Task objective: Each line in the entries below that holds the string "active" is to be listed.

Material for this exercise:
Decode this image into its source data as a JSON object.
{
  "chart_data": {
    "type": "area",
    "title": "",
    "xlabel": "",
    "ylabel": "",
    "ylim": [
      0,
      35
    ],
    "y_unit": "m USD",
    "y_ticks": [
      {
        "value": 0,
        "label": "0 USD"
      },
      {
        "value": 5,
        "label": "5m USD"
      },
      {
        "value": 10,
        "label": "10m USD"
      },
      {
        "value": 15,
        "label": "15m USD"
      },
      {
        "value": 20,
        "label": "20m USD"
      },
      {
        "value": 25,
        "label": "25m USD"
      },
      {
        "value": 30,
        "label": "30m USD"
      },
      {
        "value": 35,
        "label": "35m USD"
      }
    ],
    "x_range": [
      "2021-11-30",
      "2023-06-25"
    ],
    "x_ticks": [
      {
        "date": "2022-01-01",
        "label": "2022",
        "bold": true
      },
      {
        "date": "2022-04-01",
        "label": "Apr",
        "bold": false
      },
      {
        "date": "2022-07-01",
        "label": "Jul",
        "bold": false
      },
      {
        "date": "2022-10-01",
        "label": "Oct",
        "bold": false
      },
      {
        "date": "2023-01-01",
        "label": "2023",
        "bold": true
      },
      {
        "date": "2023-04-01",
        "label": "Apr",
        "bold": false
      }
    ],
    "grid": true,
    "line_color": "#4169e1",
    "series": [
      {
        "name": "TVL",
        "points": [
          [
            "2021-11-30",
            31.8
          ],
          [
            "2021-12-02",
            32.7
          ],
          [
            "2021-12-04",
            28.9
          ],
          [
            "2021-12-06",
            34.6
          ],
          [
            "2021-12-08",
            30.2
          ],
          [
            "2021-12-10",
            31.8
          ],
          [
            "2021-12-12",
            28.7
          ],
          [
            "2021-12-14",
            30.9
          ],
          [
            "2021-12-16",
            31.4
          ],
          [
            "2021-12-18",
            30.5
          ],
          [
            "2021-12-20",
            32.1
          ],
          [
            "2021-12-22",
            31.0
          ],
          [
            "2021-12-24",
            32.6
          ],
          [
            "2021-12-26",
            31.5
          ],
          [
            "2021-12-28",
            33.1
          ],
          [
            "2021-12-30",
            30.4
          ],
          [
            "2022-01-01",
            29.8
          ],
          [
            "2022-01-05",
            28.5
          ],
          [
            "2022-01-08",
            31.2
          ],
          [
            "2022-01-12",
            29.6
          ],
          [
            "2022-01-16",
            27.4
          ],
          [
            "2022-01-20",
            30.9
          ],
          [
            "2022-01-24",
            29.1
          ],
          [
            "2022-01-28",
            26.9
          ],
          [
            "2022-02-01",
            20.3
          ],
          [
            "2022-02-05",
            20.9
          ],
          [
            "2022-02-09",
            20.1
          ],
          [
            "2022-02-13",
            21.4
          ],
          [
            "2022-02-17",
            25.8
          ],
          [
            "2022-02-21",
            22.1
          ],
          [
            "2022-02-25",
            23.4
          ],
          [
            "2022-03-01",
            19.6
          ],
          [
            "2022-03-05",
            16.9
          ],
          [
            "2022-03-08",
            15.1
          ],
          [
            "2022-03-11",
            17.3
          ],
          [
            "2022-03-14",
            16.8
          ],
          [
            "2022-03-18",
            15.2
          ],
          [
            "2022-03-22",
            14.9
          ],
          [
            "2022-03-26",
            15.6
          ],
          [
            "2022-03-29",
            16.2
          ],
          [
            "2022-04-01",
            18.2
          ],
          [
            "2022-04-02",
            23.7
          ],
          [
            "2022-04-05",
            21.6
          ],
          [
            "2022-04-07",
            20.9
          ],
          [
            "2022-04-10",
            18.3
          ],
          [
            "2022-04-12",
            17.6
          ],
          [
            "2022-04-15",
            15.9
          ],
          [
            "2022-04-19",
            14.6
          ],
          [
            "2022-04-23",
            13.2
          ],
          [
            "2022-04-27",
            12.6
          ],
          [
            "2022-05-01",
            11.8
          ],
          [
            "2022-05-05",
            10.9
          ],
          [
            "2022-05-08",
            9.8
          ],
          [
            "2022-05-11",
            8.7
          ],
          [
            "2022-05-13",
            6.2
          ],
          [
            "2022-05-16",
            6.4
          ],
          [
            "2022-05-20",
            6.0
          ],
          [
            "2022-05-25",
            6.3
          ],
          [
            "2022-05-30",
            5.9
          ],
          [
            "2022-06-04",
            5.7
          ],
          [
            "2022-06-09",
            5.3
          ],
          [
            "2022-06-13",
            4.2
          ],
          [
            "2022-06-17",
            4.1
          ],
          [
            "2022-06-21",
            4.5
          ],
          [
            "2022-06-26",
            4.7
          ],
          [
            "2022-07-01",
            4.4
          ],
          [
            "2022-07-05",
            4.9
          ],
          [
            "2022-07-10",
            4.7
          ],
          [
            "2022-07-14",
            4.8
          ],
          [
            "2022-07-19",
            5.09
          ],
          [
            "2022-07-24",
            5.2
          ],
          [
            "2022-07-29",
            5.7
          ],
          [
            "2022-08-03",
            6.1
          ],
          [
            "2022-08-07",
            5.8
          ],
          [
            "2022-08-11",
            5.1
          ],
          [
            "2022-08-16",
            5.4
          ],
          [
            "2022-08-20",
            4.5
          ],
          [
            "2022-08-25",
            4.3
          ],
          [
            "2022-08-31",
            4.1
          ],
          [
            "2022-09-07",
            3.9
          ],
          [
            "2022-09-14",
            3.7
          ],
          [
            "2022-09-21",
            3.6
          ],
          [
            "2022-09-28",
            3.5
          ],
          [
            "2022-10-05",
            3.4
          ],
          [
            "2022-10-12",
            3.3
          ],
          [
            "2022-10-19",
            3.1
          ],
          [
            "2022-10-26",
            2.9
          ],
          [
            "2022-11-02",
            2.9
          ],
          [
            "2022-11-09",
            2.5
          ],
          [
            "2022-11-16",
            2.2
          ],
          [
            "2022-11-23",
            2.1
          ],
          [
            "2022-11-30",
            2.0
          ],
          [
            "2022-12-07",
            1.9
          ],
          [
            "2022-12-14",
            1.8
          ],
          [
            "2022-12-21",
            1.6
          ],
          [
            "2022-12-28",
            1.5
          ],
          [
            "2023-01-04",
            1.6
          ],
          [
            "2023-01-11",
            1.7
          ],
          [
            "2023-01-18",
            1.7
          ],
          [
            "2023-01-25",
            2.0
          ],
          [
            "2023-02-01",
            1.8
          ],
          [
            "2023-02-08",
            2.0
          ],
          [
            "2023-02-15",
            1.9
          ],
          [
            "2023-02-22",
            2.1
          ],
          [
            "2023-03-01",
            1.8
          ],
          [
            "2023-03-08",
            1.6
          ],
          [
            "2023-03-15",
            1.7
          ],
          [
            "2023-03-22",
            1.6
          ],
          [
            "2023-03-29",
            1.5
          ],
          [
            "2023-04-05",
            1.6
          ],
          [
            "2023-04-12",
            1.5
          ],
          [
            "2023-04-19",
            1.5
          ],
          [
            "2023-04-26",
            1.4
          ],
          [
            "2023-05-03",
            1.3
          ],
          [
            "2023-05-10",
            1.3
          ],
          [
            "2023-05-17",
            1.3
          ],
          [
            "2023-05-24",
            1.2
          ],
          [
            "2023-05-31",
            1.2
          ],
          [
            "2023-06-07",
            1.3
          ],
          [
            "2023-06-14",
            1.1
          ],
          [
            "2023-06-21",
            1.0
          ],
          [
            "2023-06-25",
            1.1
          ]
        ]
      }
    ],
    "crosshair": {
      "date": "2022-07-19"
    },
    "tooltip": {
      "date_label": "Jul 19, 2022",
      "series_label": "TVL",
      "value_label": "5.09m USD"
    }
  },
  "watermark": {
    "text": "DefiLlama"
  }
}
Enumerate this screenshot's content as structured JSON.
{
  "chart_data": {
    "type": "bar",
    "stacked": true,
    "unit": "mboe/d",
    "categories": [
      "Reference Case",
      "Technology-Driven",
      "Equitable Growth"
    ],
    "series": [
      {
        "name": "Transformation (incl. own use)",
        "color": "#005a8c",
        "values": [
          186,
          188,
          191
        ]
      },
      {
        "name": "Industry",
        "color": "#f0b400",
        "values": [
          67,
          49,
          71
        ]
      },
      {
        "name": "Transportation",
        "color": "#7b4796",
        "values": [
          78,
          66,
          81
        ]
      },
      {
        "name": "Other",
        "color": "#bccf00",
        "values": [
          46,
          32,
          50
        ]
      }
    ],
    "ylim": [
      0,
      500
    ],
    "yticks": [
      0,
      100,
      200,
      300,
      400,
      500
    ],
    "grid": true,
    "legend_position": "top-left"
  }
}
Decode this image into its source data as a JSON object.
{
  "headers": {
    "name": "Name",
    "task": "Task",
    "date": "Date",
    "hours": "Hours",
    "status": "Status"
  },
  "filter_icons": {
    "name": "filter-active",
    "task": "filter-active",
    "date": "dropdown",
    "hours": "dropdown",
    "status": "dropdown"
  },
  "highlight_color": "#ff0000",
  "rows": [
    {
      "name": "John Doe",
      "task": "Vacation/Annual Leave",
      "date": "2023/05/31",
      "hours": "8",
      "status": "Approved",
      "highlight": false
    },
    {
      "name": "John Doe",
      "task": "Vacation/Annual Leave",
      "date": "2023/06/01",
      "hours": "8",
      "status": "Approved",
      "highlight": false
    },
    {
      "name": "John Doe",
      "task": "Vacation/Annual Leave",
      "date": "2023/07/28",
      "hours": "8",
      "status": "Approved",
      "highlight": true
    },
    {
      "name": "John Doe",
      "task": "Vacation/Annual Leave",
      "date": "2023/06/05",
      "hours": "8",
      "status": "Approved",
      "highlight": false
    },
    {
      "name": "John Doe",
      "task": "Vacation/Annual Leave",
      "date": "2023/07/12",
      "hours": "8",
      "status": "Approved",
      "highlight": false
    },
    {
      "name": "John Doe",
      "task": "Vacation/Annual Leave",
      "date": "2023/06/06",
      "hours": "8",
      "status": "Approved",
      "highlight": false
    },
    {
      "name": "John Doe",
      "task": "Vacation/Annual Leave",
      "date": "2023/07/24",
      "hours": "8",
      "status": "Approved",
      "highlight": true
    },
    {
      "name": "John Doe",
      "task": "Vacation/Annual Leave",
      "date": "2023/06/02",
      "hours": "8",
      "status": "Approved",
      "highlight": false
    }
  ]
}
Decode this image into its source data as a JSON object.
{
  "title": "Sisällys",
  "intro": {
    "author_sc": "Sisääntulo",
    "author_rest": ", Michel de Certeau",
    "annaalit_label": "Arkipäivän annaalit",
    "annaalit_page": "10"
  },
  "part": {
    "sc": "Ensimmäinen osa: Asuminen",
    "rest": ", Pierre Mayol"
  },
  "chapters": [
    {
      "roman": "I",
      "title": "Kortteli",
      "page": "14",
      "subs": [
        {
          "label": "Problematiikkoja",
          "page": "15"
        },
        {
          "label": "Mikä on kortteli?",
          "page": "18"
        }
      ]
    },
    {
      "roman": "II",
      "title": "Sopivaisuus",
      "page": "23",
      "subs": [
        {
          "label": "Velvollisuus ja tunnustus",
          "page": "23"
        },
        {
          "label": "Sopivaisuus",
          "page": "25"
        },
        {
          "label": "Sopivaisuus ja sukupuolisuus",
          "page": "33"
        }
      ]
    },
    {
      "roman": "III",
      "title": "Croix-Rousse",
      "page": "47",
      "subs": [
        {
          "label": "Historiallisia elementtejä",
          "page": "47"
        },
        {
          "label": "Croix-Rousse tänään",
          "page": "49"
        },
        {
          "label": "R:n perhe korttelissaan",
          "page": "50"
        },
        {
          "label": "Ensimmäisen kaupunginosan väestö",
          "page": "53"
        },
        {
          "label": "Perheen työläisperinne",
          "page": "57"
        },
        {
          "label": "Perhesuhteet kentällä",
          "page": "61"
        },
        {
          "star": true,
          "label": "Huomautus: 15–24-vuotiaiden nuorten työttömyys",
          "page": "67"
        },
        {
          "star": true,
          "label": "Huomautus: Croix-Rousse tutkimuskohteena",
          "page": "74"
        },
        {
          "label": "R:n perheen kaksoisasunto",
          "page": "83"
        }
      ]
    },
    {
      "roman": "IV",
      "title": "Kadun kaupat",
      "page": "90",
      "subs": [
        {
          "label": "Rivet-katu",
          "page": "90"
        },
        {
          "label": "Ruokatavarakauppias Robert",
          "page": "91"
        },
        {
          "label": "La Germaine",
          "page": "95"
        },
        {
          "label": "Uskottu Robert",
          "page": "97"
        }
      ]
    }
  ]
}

Written answer:
    "name": "filter-active",
    "task": "filter-active",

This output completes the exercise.